Which lines in the material below contain the word "lawSubtitle"? Copy each of them.

-- Start Stored records --

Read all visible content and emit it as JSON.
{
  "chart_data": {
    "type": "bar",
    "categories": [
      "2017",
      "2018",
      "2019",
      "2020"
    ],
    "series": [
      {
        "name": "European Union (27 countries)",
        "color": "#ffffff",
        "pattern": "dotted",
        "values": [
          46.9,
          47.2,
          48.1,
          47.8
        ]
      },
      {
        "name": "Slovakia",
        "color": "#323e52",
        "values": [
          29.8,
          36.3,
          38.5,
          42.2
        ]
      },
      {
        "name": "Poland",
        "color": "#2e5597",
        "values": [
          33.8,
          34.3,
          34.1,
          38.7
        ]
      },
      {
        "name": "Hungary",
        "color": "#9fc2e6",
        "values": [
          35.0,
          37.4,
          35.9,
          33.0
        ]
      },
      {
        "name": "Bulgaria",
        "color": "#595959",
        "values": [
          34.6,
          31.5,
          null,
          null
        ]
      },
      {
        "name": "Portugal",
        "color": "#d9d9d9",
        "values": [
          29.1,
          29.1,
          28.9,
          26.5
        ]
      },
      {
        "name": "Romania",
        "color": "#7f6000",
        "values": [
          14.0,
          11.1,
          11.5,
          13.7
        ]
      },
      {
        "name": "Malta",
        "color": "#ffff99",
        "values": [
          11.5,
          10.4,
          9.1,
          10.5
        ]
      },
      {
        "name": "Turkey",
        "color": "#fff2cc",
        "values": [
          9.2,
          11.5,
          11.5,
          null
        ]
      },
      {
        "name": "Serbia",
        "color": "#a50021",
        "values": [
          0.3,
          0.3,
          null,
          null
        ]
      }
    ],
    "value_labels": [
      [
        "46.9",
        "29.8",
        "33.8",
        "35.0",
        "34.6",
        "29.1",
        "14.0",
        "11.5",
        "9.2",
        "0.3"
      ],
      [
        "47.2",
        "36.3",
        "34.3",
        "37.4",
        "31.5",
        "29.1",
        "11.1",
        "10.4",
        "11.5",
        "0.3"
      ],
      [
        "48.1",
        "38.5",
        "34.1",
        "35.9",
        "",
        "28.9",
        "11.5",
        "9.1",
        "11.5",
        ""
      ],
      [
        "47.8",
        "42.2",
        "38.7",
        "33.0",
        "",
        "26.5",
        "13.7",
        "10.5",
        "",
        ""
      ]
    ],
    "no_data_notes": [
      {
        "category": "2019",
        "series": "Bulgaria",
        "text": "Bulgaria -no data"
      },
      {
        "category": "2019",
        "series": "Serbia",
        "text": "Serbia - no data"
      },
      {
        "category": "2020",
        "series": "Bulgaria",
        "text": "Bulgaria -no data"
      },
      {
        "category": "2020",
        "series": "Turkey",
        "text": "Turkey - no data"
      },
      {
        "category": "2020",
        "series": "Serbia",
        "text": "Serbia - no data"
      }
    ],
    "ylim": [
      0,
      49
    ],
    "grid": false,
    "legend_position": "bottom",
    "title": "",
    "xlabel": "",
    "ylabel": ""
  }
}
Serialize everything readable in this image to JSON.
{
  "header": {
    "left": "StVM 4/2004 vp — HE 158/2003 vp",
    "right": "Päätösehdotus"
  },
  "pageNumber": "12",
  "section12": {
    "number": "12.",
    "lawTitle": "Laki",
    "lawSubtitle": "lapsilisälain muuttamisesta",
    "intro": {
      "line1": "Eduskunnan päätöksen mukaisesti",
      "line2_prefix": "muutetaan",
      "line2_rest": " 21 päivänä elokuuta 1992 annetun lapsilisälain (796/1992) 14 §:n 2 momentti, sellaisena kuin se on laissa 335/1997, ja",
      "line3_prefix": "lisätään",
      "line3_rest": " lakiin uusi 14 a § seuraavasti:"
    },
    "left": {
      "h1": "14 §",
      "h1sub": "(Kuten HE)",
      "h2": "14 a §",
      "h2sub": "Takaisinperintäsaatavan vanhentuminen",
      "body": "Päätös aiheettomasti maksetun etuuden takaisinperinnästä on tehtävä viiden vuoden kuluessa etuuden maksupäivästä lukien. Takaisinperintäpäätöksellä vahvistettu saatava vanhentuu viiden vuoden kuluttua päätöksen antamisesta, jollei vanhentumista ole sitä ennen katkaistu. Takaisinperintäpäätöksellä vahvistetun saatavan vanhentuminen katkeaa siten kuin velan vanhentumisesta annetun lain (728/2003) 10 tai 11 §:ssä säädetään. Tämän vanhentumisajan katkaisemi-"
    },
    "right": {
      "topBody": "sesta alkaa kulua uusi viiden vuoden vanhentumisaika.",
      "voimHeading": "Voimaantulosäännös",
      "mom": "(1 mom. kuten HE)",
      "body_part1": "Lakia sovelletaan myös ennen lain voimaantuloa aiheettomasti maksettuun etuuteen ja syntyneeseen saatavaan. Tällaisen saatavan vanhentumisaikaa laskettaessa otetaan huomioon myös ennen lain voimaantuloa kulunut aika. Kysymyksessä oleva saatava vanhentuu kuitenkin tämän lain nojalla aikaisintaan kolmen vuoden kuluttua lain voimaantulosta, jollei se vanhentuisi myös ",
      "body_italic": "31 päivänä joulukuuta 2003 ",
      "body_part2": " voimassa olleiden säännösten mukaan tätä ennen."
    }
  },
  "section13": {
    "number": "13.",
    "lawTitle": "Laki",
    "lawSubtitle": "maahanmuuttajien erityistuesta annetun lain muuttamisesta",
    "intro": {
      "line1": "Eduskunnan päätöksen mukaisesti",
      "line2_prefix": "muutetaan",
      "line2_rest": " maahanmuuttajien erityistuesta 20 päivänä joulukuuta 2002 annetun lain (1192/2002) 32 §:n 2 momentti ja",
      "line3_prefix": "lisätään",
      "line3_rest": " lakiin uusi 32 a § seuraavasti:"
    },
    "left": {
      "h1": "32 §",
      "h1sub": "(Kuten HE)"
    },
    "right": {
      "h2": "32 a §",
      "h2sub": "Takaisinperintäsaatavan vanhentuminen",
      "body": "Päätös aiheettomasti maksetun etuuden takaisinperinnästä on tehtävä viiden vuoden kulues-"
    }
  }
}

-- End Stored records --

__Output for this exercise__
    "lawSubtitle": "lapsilisälain muuttamisesta",
    "lawSubtitle": "maahanmuuttajien erityistuesta annetun lain muuttamisesta",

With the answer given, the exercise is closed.